◆ **PROVIDED DATA**:
-------

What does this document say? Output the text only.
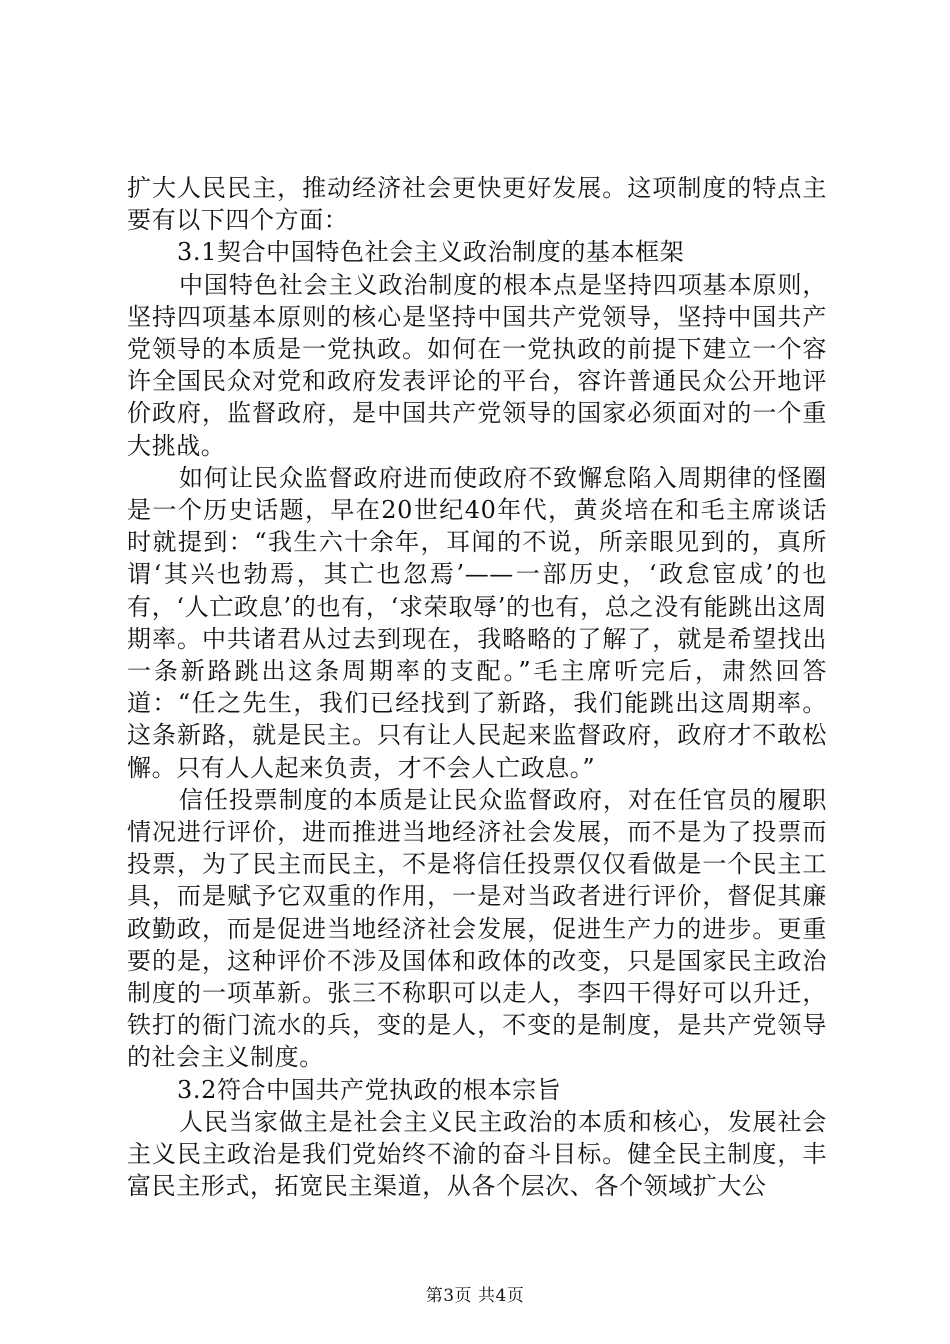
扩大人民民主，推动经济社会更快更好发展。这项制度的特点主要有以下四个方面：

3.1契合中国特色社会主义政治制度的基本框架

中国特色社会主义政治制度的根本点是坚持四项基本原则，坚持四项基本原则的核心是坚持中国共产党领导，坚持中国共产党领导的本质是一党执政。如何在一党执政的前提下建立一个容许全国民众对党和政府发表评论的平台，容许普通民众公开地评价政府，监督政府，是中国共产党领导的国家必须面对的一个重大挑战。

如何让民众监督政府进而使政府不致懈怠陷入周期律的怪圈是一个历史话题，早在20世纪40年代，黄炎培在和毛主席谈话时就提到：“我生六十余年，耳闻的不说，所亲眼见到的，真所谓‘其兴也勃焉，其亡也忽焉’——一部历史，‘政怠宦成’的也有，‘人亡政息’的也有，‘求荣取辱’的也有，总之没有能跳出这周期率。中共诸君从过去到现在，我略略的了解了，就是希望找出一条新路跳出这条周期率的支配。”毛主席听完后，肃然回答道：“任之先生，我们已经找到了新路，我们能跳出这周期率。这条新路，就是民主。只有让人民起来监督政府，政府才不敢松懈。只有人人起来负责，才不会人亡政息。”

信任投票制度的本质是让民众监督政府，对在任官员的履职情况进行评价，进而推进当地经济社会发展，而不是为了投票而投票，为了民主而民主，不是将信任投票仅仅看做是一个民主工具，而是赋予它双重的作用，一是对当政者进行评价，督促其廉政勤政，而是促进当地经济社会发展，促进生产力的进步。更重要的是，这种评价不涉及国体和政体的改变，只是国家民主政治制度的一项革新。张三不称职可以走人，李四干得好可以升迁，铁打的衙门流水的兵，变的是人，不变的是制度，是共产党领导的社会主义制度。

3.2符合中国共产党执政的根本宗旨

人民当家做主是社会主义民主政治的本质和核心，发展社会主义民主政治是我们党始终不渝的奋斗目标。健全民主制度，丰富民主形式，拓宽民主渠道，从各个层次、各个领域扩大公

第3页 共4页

-------

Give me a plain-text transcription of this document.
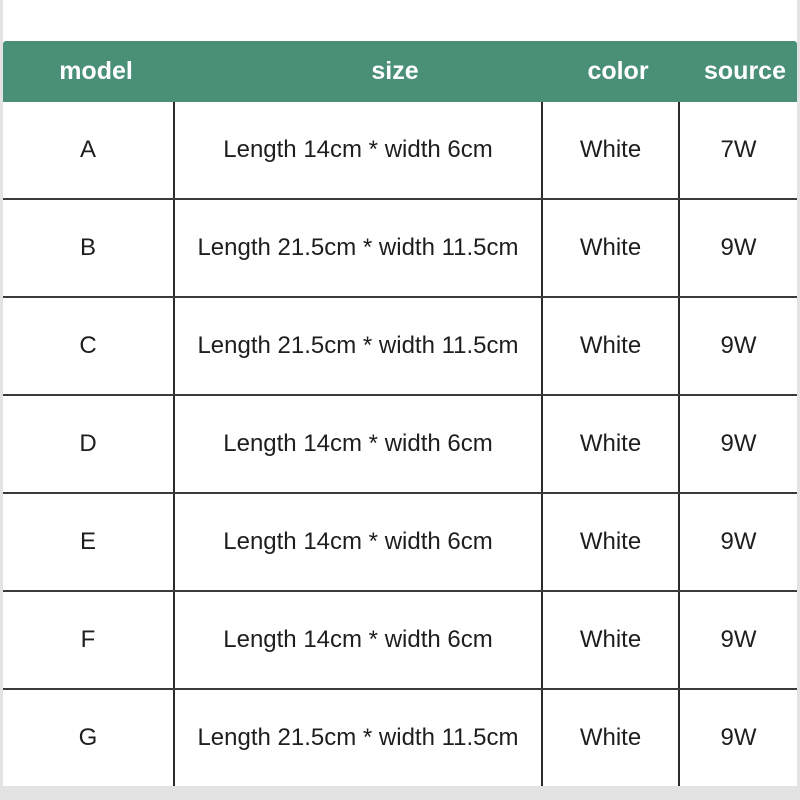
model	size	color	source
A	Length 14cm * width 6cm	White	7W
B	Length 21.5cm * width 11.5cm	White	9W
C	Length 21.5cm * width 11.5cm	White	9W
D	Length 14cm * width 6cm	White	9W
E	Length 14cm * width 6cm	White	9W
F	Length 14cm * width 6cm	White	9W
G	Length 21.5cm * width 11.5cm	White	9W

-------

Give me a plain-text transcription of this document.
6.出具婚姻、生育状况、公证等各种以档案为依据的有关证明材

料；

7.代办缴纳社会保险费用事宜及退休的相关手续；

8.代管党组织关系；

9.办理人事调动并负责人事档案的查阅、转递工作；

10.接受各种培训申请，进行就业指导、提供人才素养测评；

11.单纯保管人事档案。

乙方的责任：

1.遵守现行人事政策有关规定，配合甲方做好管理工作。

-------

◆ **TASK DETAILS**: Give the number of lines in the records that contain the string "width", with no other output.

◆ **TASK SOLUTION**: 7